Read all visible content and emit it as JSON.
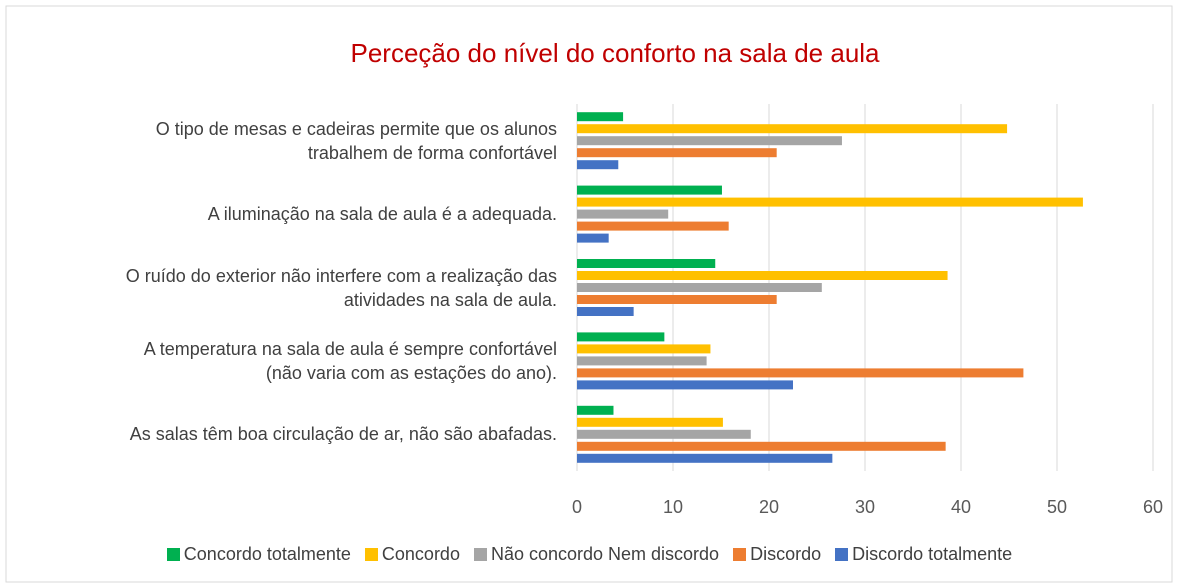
{
  "chart_data": {
    "type": "hbar",
    "title": "Perceção do nível do conforto na sala de aula",
    "categories": [
      "O tipo de mesas e cadeiras permite que os alunos\ntrabalhem de forma confortável",
      "A iluminação na sala de aula é a adequada.",
      "O ruído do exterior não interfere com a realização das\natividades na sala de aula.",
      "A temperatura na sala de aula é sempre confortável\n(não varia com as estações do ano).",
      "As salas têm boa circulação de ar, não são abafadas."
    ],
    "series": [
      {
        "name": "Concordo totalmente",
        "color": "#00b050",
        "values": [
          4.8,
          15.1,
          14.4,
          9.1,
          3.8
        ]
      },
      {
        "name": "Concordo",
        "color": "#ffc000",
        "values": [
          44.8,
          52.7,
          38.6,
          13.9,
          15.2
        ]
      },
      {
        "name": "Não concordo Nem discordo",
        "color": "#a5a5a5",
        "values": [
          27.6,
          9.5,
          25.5,
          13.5,
          18.1
        ]
      },
      {
        "name": "Discordo",
        "color": "#ed7d31",
        "values": [
          20.8,
          15.8,
          20.8,
          46.5,
          38.4
        ]
      },
      {
        "name": "Discordo totalmente",
        "color": "#4472c4",
        "values": [
          4.3,
          3.3,
          5.9,
          22.5,
          26.6
        ]
      }
    ],
    "xlim": [
      0,
      60
    ],
    "xticks": [
      0,
      10,
      20,
      30,
      40,
      50,
      60
    ],
    "grid": true,
    "legend": "bottom"
  }
}
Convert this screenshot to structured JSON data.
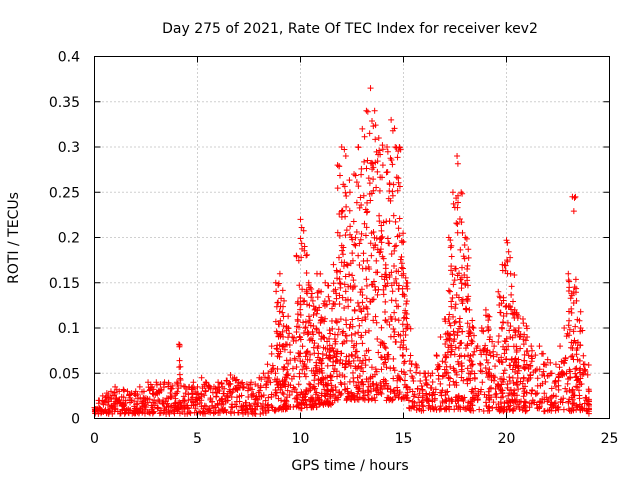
{
  "chart_data": {
    "type": "scatter",
    "title": "Day 275 of 2021, Rate Of TEC Index for receiver kev2",
    "xlabel": "GPS time / hours",
    "ylabel": "ROTI / TECUs",
    "xlim": [
      0,
      25
    ],
    "ylim": [
      0,
      0.4
    ],
    "x_ticks": [
      0,
      5,
      10,
      15,
      20,
      25
    ],
    "y_ticks": [
      0,
      0.05,
      0.1,
      0.15,
      0.2,
      0.25,
      0.3,
      0.35,
      0.4
    ],
    "x_tick_labels": [
      "0",
      "5",
      "10",
      "15",
      "20",
      "25"
    ],
    "y_tick_labels": [
      "0",
      "0.05",
      "0.1",
      "0.15",
      "0.2",
      "0.25",
      "0.3",
      "0.35",
      "0.4"
    ],
    "grid": true,
    "marker": "plus",
    "color": "#ff0000",
    "series": [
      {
        "x": [
          0.0,
          0.2,
          0.4,
          0.6,
          0.8,
          1.0,
          1.2,
          1.4,
          1.6,
          1.8,
          2.0,
          2.2,
          2.4,
          2.6,
          2.8,
          3.0,
          3.2,
          3.4,
          3.6,
          3.8,
          4.0,
          4.1,
          4.2,
          4.4,
          4.6,
          4.8,
          5.0,
          5.2,
          5.4,
          5.6,
          5.8,
          6.0,
          6.2,
          6.4,
          6.6,
          6.8,
          7.0,
          7.2,
          7.4,
          7.6,
          7.8,
          8.0,
          8.2,
          8.4,
          8.6,
          8.8,
          9.0,
          9.2,
          9.4,
          9.6,
          9.8,
          10.0,
          10.2,
          10.4,
          10.6,
          10.8,
          11.0,
          11.2,
          11.4,
          11.6,
          11.8,
          12.0,
          12.2,
          12.4,
          12.6,
          12.8,
          13.0,
          13.2,
          13.4,
          13.6,
          13.8,
          14.0,
          14.2,
          14.4,
          14.6,
          14.8,
          15.0,
          15.2,
          15.4,
          15.6,
          15.8,
          16.0,
          16.2,
          16.4,
          16.6,
          16.8,
          17.0,
          17.2,
          17.4,
          17.6,
          17.8,
          18.0,
          18.2,
          18.4,
          18.6,
          18.8,
          19.0,
          19.2,
          19.4,
          19.6,
          19.8,
          20.0,
          20.2,
          20.4,
          20.6,
          20.8,
          21.0,
          21.2,
          21.4,
          21.6,
          21.8,
          22.0,
          22.2,
          22.4,
          22.6,
          22.8,
          23.0,
          23.2,
          23.4,
          23.6,
          23.8,
          24.0
        ],
        "y_peak": [
          0.012,
          0.02,
          0.025,
          0.028,
          0.03,
          0.035,
          0.03,
          0.032,
          0.03,
          0.028,
          0.03,
          0.035,
          0.03,
          0.04,
          0.035,
          0.04,
          0.038,
          0.04,
          0.038,
          0.036,
          0.04,
          0.082,
          0.036,
          0.035,
          0.035,
          0.04,
          0.035,
          0.045,
          0.04,
          0.035,
          0.035,
          0.04,
          0.035,
          0.042,
          0.048,
          0.045,
          0.04,
          0.035,
          0.038,
          0.04,
          0.038,
          0.045,
          0.05,
          0.06,
          0.08,
          0.15,
          0.16,
          0.13,
          0.1,
          0.09,
          0.18,
          0.22,
          0.19,
          0.15,
          0.13,
          0.16,
          0.14,
          0.15,
          0.13,
          0.17,
          0.28,
          0.3,
          0.29,
          0.25,
          0.27,
          0.3,
          0.32,
          0.34,
          0.365,
          0.34,
          0.31,
          0.28,
          0.3,
          0.33,
          0.3,
          0.3,
          0.16,
          0.1,
          0.06,
          0.06,
          0.05,
          0.05,
          0.05,
          0.05,
          0.07,
          0.09,
          0.11,
          0.2,
          0.25,
          0.29,
          0.25,
          0.2,
          0.12,
          0.1,
          0.08,
          0.1,
          0.12,
          0.09,
          0.08,
          0.14,
          0.17,
          0.197,
          0.16,
          0.12,
          0.1,
          0.11,
          0.09,
          0.08,
          0.07,
          0.08,
          0.06,
          0.065,
          0.05,
          0.06,
          0.08,
          0.1,
          0.16,
          0.245,
          0.13,
          0.1,
          0.06,
          0.03
        ],
        "y_floor": [
          0.005,
          0.005,
          0.005,
          0.005,
          0.005,
          0.005,
          0.005,
          0.005,
          0.005,
          0.005,
          0.005,
          0.005,
          0.005,
          0.005,
          0.005,
          0.005,
          0.005,
          0.005,
          0.005,
          0.005,
          0.005,
          0.005,
          0.005,
          0.005,
          0.005,
          0.005,
          0.005,
          0.005,
          0.005,
          0.005,
          0.005,
          0.005,
          0.005,
          0.005,
          0.005,
          0.005,
          0.005,
          0.005,
          0.005,
          0.005,
          0.005,
          0.005,
          0.006,
          0.008,
          0.008,
          0.01,
          0.01,
          0.01,
          0.01,
          0.01,
          0.01,
          0.01,
          0.012,
          0.012,
          0.012,
          0.015,
          0.015,
          0.015,
          0.015,
          0.02,
          0.02,
          0.02,
          0.02,
          0.02,
          0.02,
          0.02,
          0.02,
          0.02,
          0.02,
          0.02,
          0.02,
          0.02,
          0.02,
          0.02,
          0.02,
          0.02,
          0.02,
          0.01,
          0.008,
          0.008,
          0.008,
          0.008,
          0.008,
          0.008,
          0.008,
          0.008,
          0.008,
          0.01,
          0.01,
          0.01,
          0.01,
          0.01,
          0.008,
          0.008,
          0.008,
          0.008,
          0.008,
          0.008,
          0.008,
          0.008,
          0.008,
          0.008,
          0.008,
          0.008,
          0.008,
          0.008,
          0.008,
          0.008,
          0.008,
          0.008,
          0.008,
          0.008,
          0.008,
          0.008,
          0.008,
          0.008,
          0.008,
          0.008,
          0.008,
          0.008,
          0.008,
          0.005
        ]
      }
    ]
  }
}
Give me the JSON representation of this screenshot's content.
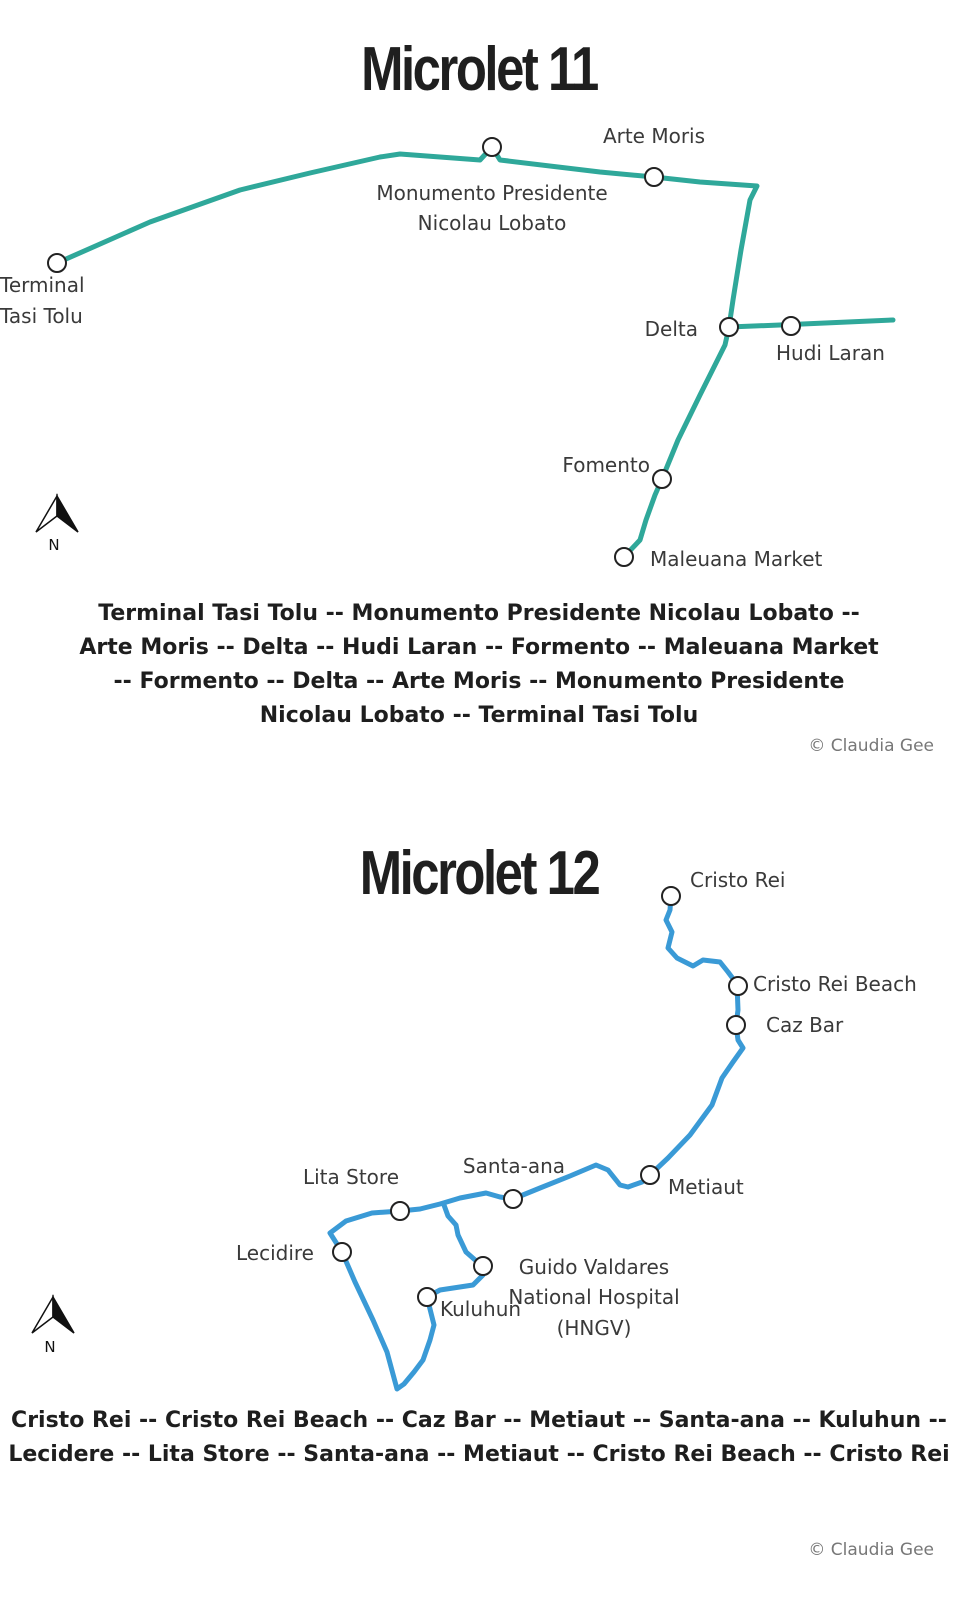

[TASK STATEMENT] Repeat the records word for word. Any picture in them should be left out.

[EXERCISE ANSWER]
Read all visible content and emit it as JSON.
{
  "chart_data": {
    "type": "hbar",
    "title": "Perceção do nível do conforto na sala de aula",
    "categories": [
      "O tipo de mesas e cadeiras permite que os alunos\ntrabalhem de forma confortável",
      "A iluminação na sala de aula é a adequada.",
      "O ruído do exterior não interfere com a realização das\natividades na sala de aula.",
      "A temperatura na sala de aula é sempre confortável\n(não varia com as estações do ano).",
      "As salas têm boa circulação de ar, não são abafadas."
    ],
    "series": [
      {
        "name": "Concordo totalmente",
        "color": "#00b050",
        "values": [
          4.8,
          15.1,
          14.4,
          9.1,
          3.8
        ]
      },
      {
        "name": "Concordo",
        "color": "#ffc000",
        "values": [
          44.8,
          52.7,
          38.6,
          13.9,
          15.2
        ]
      },
      {
        "name": "Não concordo Nem discordo",
        "color": "#a5a5a5",
        "values": [
          27.6,
          9.5,
          25.5,
          13.5,
          18.1
        ]
      },
      {
        "name": "Discordo",
        "color": "#ed7d31",
        "values": [
          20.8,
          15.8,
          20.8,
          46.5,
          38.4
        ]
      },
      {
        "name": "Discordo totalmente",
        "color": "#4472c4",
        "values": [
          4.3,
          3.3,
          5.9,
          22.5,
          26.6
        ]
      }
    ],
    "xlim": [
      0,
      60
    ],
    "xticks": [
      0,
      10,
      20,
      30,
      40,
      50,
      60
    ],
    "grid": true,
    "legend": "bottom"
  }
}
Convert this screenshot to structured JSON data.
{
  "chart_data": {
    "type": "scatter",
    "title": "Day 275 of 2021, Rate Of TEC Index for receiver kev2",
    "xlabel": "GPS time / hours",
    "ylabel": "ROTI / TECUs",
    "xlim": [
      0,
      25
    ],
    "ylim": [
      0,
      0.4
    ],
    "x_ticks": [
      0,
      5,
      10,
      15,
      20,
      25
    ],
    "y_ticks": [
      0,
      0.05,
      0.1,
      0.15,
      0.2,
      0.25,
      0.3,
      0.35,
      0.4
    ],
    "x_tick_labels": [
      "0",
      "5",
      "10",
      "15",
      "20",
      "25"
    ],
    "y_tick_labels": [
      "0",
      "0.05",
      "0.1",
      "0.15",
      "0.2",
      "0.25",
      "0.3",
      "0.35",
      "0.4"
    ],
    "grid": true,
    "marker": "plus",
    "color": "#ff0000",
    "series": [
      {
        "x": [
          0.0,
          0.2,
          0.4,
          0.6,
          0.8,
          1.0,
          1.2,
          1.4,
          1.6,
          1.8,
          2.0,
          2.2,
          2.4,
          2.6,
          2.8,
          3.0,
          3.2,
          3.4,
          3.6,
          3.8,
          4.0,
          4.1,
          4.2,
          4.4,
          4.6,
          4.8,
          5.0,
          5.2,
          5.4,
          5.6,
          5.8,
          6.0,
          6.2,
          6.4,
          6.6,
          6.8,
          7.0,
          7.2,
          7.4,
          7.6,
          7.8,
          8.0,
          8.2,
          8.4,
          8.6,
          8.8,
          9.0,
          9.2,
          9.4,
          9.6,
          9.8,
          10.0,
          10.2,
          10.4,
          10.6,
          10.8,
          11.0,
          11.2,
          11.4,
          11.6,
          11.8,
          12.0,
          12.2,
          12.4,
          12.6,
          12.8,
          13.0,
          13.2,
          13.4,
          13.6,
          13.8,
          14.0,
          14.2,
          14.4,
          14.6,
          14.8,
          15.0,
          15.2,
          15.4,
          15.6,
          15.8,
          16.0,
          16.2,
          16.4,
          16.6,
          16.8,
          17.0,
          17.2,
          17.4,
          17.6,
          17.8,
          18.0,
          18.2,
          18.4,
          18.6,
          18.8,
          19.0,
          19.2,
          19.4,
          19.6,
          19.8,
          20.0,
          20.2,
          20.4,
          20.6,
          20.8,
          21.0,
          21.2,
          21.4,
          21.6,
          21.8,
          22.0,
          22.2,
          22.4,
          22.6,
          22.8,
          23.0,
          23.2,
          23.4,
          23.6,
          23.8,
          24.0
        ],
        "y_peak": [
          0.012,
          0.02,
          0.025,
          0.028,
          0.03,
          0.035,
          0.03,
          0.032,
          0.03,
          0.028,
          0.03,
          0.035,
          0.03,
          0.04,
          0.035,
          0.04,
          0.038,
          0.04,
          0.038,
          0.036,
          0.04,
          0.082,
          0.036,
          0.035,
          0.035,
          0.04,
          0.035,
          0.045,
          0.04,
          0.035,
          0.035,
          0.04,
          0.035,
          0.042,
          0.048,
          0.045,
          0.04,
          0.035,
          0.038,
          0.04,
          0.038,
          0.045,
          0.05,
          0.06,
          0.08,
          0.15,
          0.16,
          0.13,
          0.1,
          0.09,
          0.18,
          0.22,
          0.19,
          0.15,
          0.13,
          0.16,
          0.14,
          0.15,
          0.13,
          0.17,
          0.28,
          0.3,
          0.29,
          0.25,
          0.27,
          0.3,
          0.32,
          0.34,
          0.365,
          0.34,
          0.31,
          0.28,
          0.3,
          0.33,
          0.3,
          0.3,
          0.16,
          0.1,
          0.06,
          0.06,
          0.05,
          0.05,
          0.05,
          0.05,
          0.07,
          0.09,
          0.11,
          0.2,
          0.25,
          0.29,
          0.25,
          0.2,
          0.12,
          0.1,
          0.08,
          0.1,
          0.12,
          0.09,
          0.08,
          0.14,
          0.17,
          0.197,
          0.16,
          0.12,
          0.1,
          0.11,
          0.09,
          0.08,
          0.07,
          0.08,
          0.06,
          0.065,
          0.05,
          0.06,
          0.08,
          0.1,
          0.16,
          0.245,
          0.13,
          0.1,
          0.06,
          0.03
        ],
        "y_floor": [
          0.005,
          0.005,
          0.005,
          0.005,
          0.005,
          0.005,
          0.005,
          0.005,
          0.005,
          0.005,
          0.005,
          0.005,
          0.005,
          0.005,
          0.005,
          0.005,
          0.005,
          0.005,
          0.005,
          0.005,
          0.005,
          0.005,
          0.005,
          0.005,
          0.005,
          0.005,
          0.005,
          0.005,
          0.005,
          0.005,
          0.005,
          0.005,
          0.005,
          0.005,
          0.005,
          0.005,
          0.005,
          0.005,
          0.005,
          0.005,
          0.005,
          0.005,
          0.006,
          0.008,
          0.008,
          0.01,
          0.01,
          0.01,
          0.01,
          0.01,
          0.01,
          0.01,
          0.012,
          0.012,
          0.012,
          0.015,
          0.015,
          0.015,
          0.015,
          0.02,
          0.02,
          0.02,
          0.02,
          0.02,
          0.02,
          0.02,
          0.02,
          0.02,
          0.02,
          0.02,
          0.02,
          0.02,
          0.02,
          0.02,
          0.02,
          0.02,
          0.02,
          0.01,
          0.008,
          0.008,
          0.008,
          0.008,
          0.008,
          0.008,
          0.008,
          0.008,
          0.008,
          0.01,
          0.01,
          0.01,
          0.01,
          0.01,
          0.008,
          0.008,
          0.008,
          0.008,
          0.008,
          0.008,
          0.008,
          0.008,
          0.008,
          0.008,
          0.008,
          0.008,
          0.008,
          0.008,
          0.008,
          0.008,
          0.008,
          0.008,
          0.008,
          0.008,
          0.008,
          0.008,
          0.008,
          0.008,
          0.008,
          0.008,
          0.008,
          0.008,
          0.008,
          0.005
        ]
      }
    ]
  }
}
Give me the JSON representation of this screenshot's content.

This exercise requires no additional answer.